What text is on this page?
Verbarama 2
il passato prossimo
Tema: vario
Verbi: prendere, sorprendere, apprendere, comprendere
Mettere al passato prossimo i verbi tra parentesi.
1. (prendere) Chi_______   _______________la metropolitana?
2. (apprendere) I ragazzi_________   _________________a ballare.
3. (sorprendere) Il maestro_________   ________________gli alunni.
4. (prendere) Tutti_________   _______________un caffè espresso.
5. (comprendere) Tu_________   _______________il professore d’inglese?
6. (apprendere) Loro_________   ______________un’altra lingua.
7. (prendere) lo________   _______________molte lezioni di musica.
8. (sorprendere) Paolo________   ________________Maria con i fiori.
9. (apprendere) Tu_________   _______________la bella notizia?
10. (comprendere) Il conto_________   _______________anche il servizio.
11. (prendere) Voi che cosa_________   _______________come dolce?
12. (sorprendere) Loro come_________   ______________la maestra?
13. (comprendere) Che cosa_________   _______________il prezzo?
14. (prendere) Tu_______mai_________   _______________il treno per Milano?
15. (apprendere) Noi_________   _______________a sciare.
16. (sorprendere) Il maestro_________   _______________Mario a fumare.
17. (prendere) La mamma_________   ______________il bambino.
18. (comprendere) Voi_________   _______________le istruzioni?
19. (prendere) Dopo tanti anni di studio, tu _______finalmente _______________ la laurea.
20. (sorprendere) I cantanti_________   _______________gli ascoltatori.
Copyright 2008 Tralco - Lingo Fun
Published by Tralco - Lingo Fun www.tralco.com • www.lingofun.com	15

§ EXERCISE INSTRUCTIONS
Using the data above, repeat every line exactly.

§ OUTPUT FOR THIS EXERCISE
What text is on this page?
Verbarama 2
il passato prossimo
Tema: vario
Verbi: prendere, sorprendere, apprendere, comprendere
Mettere al passato prossimo i verbi tra parentesi.
1. (prendere) Chi_______   _______________la metropolitana?
2. (apprendere) I ragazzi_________   _________________a ballare.
3. (sorprendere) Il maestro_________   ________________gli alunni.
4. (prendere) Tutti_________   _______________un caffè espresso.
5. (comprendere) Tu_________   _______________il professore d’inglese?
6. (apprendere) Loro_________   ______________un’altra lingua.
7. (prendere) lo________   _______________molte lezioni di musica.
8. (sorprendere) Paolo________   ________________Maria con i fiori.
9. (apprendere) Tu_________   _______________la bella notizia?
10. (comprendere) Il conto_________   _______________anche il servizio.
11. (prendere) Voi che cosa_________   _______________come dolce?
12. (sorprendere) Loro come_________   ______________la maestra?
13. (comprendere) Che cosa_________   _______________il prezzo?
14. (prendere) Tu_______mai_________   _______________il treno per Milano?
15. (apprendere) Noi_________   _______________a sciare.
16. (sorprendere) Il maestro_________   _______________Mario a fumare.
17. (prendere) La mamma_________   ______________il bambino.
18. (comprendere) Voi_________   _______________le istruzioni?
19. (prendere) Dopo tanti anni di studio, tu _______finalmente _______________ la laurea.
20. (sorprendere) I cantanti_________   _______________gli ascoltatori.
Copyright 2008 Tralco - Lingo Fun
Published by Tralco - Lingo Fun www.tralco.com • www.lingofun.com	15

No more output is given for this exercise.